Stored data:
◆ ◆ ◆
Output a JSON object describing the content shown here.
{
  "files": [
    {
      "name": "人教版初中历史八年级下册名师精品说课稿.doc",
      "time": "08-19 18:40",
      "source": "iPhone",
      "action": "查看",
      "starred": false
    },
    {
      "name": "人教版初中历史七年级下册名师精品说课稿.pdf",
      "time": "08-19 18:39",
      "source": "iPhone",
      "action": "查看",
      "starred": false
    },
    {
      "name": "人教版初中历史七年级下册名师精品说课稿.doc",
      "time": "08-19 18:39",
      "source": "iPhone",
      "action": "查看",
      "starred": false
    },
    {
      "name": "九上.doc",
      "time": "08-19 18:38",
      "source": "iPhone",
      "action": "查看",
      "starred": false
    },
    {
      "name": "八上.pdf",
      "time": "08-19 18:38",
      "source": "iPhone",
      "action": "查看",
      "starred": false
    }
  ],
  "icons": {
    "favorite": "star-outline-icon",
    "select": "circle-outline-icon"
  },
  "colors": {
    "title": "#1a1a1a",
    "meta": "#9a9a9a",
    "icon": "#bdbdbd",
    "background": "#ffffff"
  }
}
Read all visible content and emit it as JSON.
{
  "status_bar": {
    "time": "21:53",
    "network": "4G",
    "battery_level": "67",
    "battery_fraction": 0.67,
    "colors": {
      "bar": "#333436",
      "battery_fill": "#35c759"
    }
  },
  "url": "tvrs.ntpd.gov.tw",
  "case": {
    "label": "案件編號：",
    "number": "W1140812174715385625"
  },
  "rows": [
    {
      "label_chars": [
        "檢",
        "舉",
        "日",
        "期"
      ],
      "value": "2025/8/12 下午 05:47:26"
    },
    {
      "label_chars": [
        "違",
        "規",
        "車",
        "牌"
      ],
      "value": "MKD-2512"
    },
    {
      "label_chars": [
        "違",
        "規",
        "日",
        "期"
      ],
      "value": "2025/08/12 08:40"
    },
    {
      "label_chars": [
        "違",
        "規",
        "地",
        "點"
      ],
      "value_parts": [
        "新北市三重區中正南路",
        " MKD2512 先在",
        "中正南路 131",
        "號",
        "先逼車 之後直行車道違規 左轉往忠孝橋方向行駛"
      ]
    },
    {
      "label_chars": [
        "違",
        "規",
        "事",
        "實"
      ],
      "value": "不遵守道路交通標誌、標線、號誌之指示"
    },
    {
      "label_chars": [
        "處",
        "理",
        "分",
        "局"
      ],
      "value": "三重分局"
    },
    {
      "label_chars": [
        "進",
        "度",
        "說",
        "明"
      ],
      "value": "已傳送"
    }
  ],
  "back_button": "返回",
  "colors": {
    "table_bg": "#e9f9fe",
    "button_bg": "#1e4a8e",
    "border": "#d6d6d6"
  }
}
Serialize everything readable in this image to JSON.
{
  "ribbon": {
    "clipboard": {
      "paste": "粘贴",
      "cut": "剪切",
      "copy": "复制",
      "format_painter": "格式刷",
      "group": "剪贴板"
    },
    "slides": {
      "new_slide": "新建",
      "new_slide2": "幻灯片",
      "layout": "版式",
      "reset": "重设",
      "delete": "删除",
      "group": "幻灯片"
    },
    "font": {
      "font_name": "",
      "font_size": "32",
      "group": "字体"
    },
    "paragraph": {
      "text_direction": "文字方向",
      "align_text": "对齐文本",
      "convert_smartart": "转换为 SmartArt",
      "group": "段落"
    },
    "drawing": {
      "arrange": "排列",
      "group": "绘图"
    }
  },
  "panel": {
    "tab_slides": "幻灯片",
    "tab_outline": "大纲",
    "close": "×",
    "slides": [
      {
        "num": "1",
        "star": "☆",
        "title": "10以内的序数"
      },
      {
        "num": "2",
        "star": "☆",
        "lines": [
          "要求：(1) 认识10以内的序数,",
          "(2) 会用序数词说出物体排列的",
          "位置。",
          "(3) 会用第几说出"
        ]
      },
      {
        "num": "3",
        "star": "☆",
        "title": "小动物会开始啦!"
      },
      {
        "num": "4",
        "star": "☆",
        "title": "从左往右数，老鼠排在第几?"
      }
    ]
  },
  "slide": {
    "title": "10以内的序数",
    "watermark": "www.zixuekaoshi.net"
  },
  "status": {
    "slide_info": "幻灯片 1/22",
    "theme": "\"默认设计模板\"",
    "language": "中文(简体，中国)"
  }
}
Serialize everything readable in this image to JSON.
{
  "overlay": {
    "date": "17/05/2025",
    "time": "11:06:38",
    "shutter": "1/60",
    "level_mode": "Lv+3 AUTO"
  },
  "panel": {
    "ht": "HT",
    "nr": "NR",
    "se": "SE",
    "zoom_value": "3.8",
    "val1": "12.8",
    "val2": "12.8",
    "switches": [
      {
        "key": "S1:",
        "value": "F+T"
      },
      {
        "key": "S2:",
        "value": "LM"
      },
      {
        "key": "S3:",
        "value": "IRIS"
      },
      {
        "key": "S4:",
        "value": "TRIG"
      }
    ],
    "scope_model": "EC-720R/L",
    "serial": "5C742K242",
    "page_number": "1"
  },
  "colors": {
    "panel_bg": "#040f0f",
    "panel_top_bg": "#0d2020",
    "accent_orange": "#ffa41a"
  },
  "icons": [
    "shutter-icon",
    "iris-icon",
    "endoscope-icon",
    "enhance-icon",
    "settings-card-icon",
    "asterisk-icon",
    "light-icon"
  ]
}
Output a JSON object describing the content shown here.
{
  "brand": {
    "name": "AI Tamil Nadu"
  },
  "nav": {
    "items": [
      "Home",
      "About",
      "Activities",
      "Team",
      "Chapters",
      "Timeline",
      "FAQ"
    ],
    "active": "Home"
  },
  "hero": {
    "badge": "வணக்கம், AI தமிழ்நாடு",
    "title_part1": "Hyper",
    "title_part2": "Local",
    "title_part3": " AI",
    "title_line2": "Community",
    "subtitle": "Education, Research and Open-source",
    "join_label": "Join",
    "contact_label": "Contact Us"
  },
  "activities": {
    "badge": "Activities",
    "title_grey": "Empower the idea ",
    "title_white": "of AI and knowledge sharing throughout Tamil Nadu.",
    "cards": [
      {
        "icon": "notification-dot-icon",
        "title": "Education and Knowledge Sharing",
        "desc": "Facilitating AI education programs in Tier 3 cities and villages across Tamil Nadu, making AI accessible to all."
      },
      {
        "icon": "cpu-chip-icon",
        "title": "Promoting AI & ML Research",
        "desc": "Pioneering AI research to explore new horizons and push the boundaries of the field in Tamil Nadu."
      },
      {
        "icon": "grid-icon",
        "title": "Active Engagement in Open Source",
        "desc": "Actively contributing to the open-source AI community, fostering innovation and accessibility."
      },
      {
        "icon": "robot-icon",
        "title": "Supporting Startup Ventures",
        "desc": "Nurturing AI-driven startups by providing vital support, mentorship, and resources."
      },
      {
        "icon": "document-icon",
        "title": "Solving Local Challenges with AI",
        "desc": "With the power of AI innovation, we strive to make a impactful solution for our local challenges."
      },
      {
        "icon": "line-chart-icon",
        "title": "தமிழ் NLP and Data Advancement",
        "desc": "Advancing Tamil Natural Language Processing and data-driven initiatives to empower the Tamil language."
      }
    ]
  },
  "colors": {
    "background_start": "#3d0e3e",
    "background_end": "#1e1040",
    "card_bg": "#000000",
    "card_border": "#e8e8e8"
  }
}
◆ ◆ ◆
GOAL: Gather up, from the records above, each line where the word "Tamil" appears.

RIGHT ANSWER:
    "name": "AI Tamil Nadu"
    "title_white": "of AI and knowledge sharing throughout Tamil Nadu.",
        "desc": "Facilitating AI education programs in Tier 3 cities and villages across Tamil Nadu, making AI accessible to all."
        "desc": "Pioneering AI research to explore new horizons and push the boundaries of the field in Tamil Nadu."
        "desc": "Advancing Tamil Natural Language Processing and data-driven initiatives to empower the Tamil language."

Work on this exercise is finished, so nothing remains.